Records to process »
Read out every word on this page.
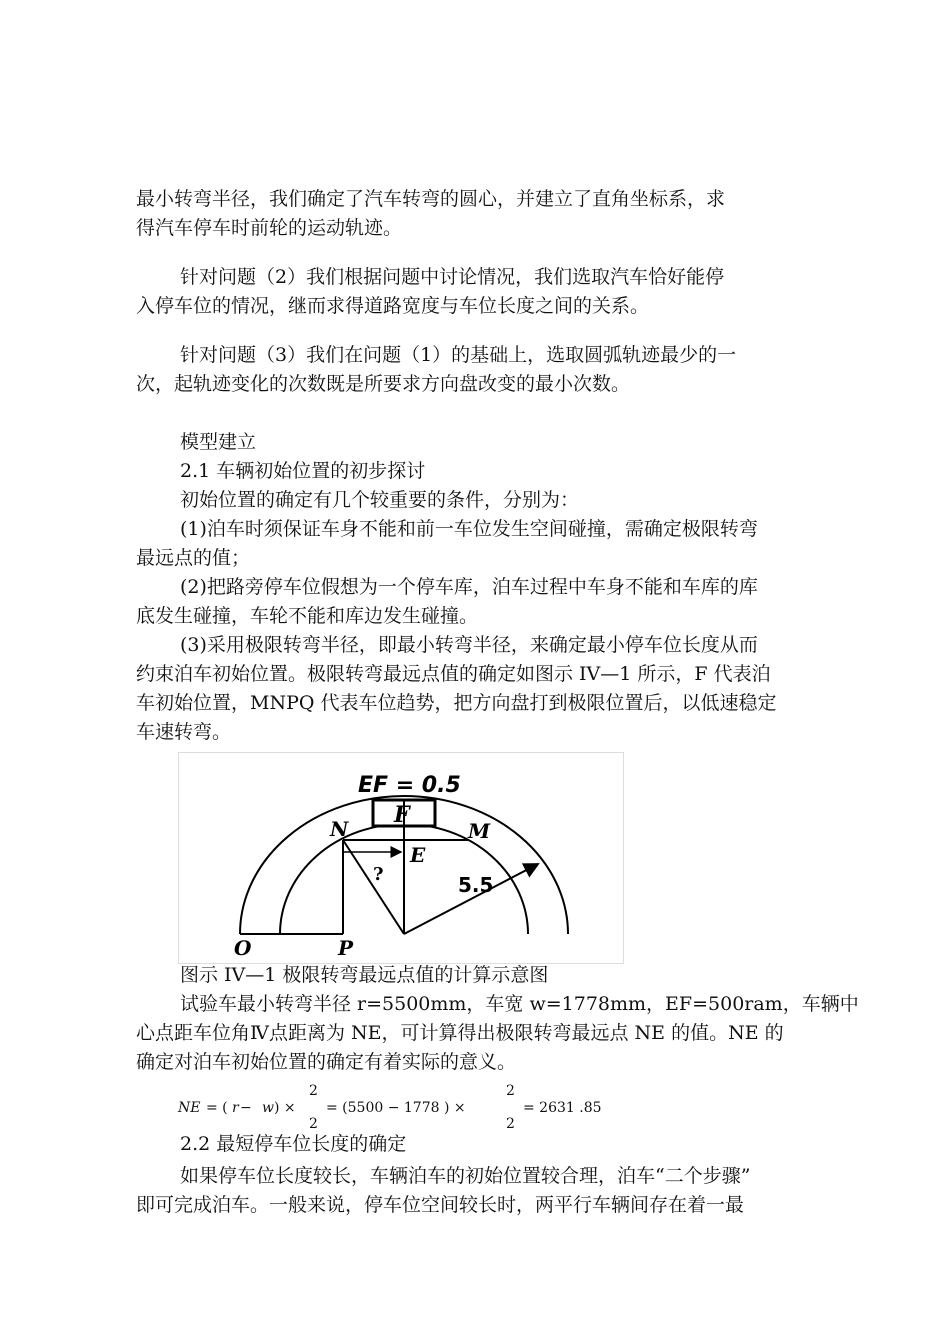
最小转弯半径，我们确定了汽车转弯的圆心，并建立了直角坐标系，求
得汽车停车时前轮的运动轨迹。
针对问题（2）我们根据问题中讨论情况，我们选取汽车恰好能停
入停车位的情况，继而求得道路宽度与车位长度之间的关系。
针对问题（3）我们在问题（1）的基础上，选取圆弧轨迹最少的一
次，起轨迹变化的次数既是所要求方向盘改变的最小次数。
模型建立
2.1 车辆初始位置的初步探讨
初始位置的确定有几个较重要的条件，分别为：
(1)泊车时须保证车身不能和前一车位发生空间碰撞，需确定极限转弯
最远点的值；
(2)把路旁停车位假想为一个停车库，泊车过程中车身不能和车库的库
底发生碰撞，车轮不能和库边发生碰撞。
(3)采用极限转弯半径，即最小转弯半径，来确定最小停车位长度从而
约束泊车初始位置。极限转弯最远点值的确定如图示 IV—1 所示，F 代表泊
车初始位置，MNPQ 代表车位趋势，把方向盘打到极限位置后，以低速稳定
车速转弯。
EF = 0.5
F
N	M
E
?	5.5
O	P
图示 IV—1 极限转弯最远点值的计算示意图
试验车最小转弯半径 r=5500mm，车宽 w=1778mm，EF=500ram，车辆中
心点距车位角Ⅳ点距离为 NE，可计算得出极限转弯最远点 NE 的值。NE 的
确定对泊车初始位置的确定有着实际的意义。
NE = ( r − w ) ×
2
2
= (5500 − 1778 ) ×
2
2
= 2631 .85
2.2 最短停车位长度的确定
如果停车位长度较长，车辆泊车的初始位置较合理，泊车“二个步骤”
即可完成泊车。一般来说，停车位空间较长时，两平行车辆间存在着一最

Exercise objective » List all lines holding the string "针对问题".

Solution to this problem »
针对问题（2）我们根据问题中讨论情况，我们选取汽车恰好能停
针对问题（3）我们在问题（1）的基础上，选取圆弧轨迹最少的一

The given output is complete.